__Chart and figure data__:
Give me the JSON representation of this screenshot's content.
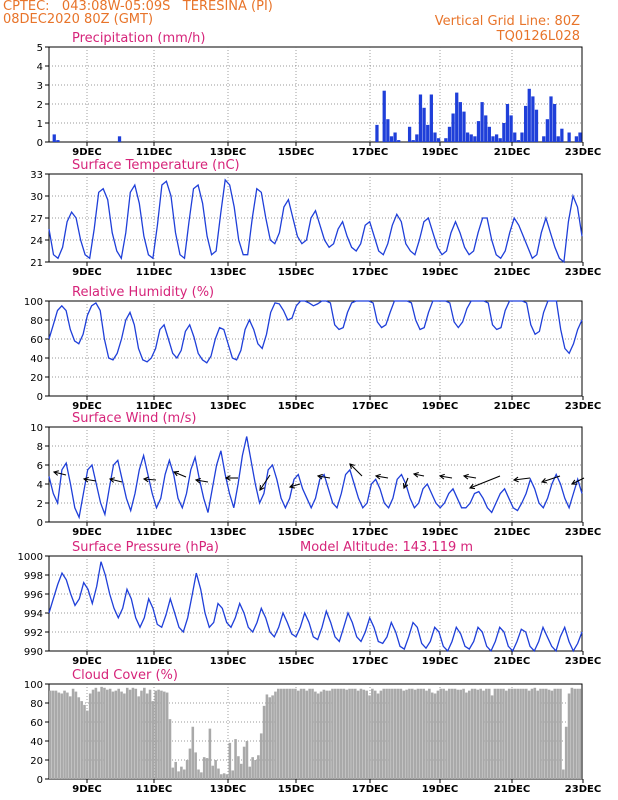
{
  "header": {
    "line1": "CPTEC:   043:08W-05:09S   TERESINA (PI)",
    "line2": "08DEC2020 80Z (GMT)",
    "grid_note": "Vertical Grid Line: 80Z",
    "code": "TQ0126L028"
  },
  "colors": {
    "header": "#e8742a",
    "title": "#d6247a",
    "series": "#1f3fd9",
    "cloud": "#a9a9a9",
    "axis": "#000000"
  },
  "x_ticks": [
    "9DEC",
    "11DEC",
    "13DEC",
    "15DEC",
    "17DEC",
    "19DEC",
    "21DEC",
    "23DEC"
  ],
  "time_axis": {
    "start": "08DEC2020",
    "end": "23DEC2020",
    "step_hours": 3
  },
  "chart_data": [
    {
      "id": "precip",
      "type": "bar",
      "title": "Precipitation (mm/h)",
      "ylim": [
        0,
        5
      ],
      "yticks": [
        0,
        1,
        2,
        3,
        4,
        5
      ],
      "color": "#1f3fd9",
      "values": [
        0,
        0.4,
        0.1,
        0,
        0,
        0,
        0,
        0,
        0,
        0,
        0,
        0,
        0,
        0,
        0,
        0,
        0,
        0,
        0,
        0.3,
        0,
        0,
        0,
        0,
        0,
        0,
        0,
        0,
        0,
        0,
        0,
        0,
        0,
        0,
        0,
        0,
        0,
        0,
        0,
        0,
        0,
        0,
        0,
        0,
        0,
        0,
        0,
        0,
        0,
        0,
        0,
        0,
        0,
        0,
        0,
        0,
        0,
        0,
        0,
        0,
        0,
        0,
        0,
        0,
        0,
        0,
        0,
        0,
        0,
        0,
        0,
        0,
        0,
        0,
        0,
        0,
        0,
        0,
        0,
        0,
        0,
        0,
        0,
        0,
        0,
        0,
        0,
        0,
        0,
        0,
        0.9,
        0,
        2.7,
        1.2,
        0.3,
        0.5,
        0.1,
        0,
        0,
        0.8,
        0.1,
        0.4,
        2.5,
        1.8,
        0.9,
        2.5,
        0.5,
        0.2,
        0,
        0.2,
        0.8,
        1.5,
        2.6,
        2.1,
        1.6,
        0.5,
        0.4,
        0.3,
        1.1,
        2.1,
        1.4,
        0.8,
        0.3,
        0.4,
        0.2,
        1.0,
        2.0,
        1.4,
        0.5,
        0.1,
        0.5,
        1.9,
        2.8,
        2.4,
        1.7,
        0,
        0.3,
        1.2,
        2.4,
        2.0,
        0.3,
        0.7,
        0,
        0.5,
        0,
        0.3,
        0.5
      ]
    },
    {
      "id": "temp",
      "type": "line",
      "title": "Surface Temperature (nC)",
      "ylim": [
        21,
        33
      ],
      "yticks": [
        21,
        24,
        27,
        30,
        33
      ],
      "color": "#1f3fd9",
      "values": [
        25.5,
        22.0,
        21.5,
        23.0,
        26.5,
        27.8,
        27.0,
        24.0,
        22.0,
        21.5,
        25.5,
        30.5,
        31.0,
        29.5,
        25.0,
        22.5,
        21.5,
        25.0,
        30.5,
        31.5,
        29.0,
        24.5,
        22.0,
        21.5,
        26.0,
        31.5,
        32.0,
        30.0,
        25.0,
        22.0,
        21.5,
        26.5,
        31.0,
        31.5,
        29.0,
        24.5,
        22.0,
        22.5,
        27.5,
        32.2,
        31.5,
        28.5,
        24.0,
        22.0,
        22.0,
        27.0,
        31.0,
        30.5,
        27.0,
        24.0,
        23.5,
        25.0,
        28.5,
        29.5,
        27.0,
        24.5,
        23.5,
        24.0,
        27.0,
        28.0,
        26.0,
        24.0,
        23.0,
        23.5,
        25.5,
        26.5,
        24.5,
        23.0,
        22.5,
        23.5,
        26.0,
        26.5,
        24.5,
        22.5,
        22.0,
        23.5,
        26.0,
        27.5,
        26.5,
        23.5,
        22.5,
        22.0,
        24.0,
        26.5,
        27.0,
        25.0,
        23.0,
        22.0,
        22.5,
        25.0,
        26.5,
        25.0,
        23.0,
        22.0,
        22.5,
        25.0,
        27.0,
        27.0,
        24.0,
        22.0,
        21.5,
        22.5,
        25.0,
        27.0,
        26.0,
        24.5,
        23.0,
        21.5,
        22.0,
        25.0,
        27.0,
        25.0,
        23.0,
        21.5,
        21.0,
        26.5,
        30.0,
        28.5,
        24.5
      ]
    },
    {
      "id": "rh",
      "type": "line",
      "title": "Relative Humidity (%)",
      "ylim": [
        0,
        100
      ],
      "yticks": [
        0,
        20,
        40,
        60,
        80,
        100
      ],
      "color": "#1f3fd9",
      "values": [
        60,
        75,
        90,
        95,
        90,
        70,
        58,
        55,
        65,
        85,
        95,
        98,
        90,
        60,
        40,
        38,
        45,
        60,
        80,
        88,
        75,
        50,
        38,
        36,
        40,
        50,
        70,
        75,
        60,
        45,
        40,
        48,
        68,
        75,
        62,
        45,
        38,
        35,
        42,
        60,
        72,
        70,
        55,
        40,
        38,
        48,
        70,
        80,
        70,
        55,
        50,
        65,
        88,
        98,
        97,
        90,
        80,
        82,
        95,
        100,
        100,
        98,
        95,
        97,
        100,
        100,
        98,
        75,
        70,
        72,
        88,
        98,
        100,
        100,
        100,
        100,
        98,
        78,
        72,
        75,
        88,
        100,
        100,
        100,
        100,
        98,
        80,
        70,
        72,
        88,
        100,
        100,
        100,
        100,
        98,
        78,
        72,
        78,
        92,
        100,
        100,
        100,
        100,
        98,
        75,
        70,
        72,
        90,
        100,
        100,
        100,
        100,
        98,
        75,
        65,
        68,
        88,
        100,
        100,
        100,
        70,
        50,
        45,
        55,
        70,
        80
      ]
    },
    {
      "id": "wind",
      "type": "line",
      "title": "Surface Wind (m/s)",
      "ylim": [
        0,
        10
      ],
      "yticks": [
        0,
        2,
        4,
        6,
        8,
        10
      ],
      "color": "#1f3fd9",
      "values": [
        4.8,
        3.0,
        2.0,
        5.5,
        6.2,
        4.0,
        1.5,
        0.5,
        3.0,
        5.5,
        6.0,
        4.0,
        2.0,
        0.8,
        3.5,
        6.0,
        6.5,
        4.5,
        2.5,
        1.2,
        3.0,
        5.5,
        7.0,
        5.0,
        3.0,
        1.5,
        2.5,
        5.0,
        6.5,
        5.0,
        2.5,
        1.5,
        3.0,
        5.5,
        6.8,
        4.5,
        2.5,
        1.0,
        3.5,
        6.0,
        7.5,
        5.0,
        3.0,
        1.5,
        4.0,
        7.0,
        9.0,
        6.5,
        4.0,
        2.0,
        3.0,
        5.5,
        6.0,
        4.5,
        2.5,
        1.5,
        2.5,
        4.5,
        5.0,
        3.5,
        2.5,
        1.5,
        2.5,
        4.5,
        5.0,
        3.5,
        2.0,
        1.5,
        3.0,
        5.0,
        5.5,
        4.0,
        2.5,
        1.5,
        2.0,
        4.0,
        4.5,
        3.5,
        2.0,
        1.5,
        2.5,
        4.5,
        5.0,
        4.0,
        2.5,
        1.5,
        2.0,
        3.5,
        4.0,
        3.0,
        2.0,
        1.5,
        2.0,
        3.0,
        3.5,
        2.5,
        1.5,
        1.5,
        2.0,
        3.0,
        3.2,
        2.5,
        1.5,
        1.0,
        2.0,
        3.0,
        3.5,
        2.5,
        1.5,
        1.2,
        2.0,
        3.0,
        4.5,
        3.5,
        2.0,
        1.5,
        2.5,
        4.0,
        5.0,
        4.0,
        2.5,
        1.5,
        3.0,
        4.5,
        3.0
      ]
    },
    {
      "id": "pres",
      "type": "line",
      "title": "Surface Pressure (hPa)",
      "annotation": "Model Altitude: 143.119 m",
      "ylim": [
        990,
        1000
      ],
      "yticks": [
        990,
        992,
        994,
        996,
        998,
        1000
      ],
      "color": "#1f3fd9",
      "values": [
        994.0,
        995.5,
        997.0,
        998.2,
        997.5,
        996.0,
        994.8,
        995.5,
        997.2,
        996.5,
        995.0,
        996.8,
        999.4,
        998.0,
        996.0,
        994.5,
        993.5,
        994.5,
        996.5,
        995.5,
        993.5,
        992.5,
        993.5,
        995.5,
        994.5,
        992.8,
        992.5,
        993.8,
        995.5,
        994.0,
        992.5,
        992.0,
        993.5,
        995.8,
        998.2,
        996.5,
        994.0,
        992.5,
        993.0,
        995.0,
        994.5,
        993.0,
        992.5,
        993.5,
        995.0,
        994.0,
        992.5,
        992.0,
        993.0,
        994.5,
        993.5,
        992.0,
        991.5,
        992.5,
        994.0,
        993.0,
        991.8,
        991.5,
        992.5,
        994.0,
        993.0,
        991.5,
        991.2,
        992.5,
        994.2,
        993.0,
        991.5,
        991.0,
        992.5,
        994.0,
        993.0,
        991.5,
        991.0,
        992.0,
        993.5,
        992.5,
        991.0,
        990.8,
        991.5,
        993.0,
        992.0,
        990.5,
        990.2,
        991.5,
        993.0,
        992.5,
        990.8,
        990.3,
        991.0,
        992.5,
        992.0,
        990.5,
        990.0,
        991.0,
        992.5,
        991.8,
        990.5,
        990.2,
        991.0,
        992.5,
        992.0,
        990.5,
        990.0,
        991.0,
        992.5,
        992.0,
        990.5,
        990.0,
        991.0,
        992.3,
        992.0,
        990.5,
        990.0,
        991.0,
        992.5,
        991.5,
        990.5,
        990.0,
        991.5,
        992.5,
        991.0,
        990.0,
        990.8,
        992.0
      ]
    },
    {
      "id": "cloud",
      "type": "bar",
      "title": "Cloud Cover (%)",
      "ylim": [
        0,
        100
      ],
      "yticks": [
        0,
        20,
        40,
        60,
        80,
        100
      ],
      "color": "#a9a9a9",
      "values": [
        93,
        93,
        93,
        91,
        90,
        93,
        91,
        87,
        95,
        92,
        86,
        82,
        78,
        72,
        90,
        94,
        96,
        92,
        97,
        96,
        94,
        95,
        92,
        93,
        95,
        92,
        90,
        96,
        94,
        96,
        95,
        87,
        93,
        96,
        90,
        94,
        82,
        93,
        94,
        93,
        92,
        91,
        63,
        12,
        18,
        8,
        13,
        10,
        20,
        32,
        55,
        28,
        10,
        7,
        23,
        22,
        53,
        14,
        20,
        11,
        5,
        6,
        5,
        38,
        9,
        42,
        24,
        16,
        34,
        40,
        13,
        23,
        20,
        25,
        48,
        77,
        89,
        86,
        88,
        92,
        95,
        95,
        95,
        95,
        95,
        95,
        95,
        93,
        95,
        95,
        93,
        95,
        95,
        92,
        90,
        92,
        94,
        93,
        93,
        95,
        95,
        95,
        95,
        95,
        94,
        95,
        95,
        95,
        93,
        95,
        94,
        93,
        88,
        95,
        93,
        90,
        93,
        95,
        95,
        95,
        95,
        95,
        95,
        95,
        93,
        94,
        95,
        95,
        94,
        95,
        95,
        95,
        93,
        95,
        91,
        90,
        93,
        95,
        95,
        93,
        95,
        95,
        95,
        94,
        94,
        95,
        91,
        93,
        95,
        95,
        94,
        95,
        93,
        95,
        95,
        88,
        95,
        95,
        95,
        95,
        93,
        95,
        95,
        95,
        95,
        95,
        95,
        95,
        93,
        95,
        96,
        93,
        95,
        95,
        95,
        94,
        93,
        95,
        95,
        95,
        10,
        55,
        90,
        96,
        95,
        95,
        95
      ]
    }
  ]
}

__EXERCISE OBJECTIVE__:
Track down every line with the word "title" and copy it.

__TASK ANSWER__:
    "title": "#d6247a",
      "title": "Precipitation (mm/h)",
      "title": "Surface Temperature (nC)",
      "title": "Relative Humidity (%)",
      "title": "Surface Wind (m/s)",
      "title": "Surface Pressure (hPa)",
      "title": "Cloud Cover (%)",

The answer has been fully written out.